──────── Stored data

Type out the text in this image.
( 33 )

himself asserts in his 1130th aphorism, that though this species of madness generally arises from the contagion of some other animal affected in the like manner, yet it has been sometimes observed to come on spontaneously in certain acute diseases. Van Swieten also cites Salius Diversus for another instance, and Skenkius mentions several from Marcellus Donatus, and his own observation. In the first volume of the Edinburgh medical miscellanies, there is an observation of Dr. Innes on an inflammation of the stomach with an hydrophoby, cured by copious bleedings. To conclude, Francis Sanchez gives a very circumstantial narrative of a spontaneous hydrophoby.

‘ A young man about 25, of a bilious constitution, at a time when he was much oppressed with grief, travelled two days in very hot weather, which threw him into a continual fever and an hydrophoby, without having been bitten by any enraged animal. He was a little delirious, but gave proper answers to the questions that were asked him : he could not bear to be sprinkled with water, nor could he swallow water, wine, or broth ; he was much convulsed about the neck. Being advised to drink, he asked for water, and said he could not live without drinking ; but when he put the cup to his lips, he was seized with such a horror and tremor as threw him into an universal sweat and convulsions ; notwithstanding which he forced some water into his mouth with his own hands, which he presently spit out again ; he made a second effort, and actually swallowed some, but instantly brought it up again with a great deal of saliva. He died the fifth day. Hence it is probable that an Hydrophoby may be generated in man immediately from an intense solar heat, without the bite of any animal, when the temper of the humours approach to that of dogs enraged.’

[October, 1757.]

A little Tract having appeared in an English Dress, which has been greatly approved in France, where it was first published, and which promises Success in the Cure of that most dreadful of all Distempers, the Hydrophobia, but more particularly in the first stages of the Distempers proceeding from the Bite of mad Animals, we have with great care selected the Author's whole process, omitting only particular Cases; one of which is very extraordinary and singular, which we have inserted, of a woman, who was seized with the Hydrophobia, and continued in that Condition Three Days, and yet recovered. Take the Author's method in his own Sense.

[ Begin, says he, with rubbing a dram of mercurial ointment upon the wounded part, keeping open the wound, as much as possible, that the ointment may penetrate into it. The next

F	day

────────────────

Brief: Extract all of the data shown above and repeat it verbatim.

Expected output:
Type out the text in this image.
( 33 )

himself asserts in his 1130th aphorism, that though this species of madness generally arises from the contagion of some other animal affected in the like manner, yet it has been sometimes observed to come on spontaneously in certain acute diseases. Van Swieten also cites Salius Diversus for another instance, and Skenkius mentions several from Marcellus Donatus, and his own observation. In the first volume of the Edinburgh medical miscellanies, there is an observation of Dr. Innes on an inflammation of the stomach with an hydrophoby, cured by copious bleedings. To conclude, Francis Sanchez gives a very circumstantial narrative of a spontaneous hydrophoby.

‘ A young man about 25, of a bilious constitution, at a time when he was much oppressed with grief, travelled two days in very hot weather, which threw him into a continual fever and an hydrophoby, without having been bitten by any enraged animal. He was a little delirious, but gave proper answers to the questions that were asked him : he could not bear to be sprinkled with water, nor could he swallow water, wine, or broth ; he was much convulsed about the neck. Being advised to drink, he asked for water, and said he could not live without drinking ; but when he put the cup to his lips, he was seized with such a horror and tremor as threw him into an universal sweat and convulsions ; notwithstanding which he forced some water into his mouth with his own hands, which he presently spit out again ; he made a second effort, and actually swallowed some, but instantly brought it up again with a great deal of saliva. He died the fifth day. Hence it is probable that an Hydrophoby may be generated in man immediately from an intense solar heat, without the bite of any animal, when the temper of the humours approach to that of dogs enraged.’

[October, 1757.]

A little Tract having appeared in an English Dress, which has been greatly approved in France, where it was first published, and which promises Success in the Cure of that most dreadful of all Distempers, the Hydrophobia, but more particularly in the first stages of the Distempers proceeding from the Bite of mad Animals, we have with great care selected the Author's whole process, omitting only particular Cases; one of which is very extraordinary and singular, which we have inserted, of a woman, who was seized with the Hydrophobia, and continued in that Condition Three Days, and yet recovered. Take the Author's method in his own Sense.

[ Begin, says he, with rubbing a dram of mercurial ointment upon the wounded part, keeping open the wound, as much as possible, that the ointment may penetrate into it. The next

F	day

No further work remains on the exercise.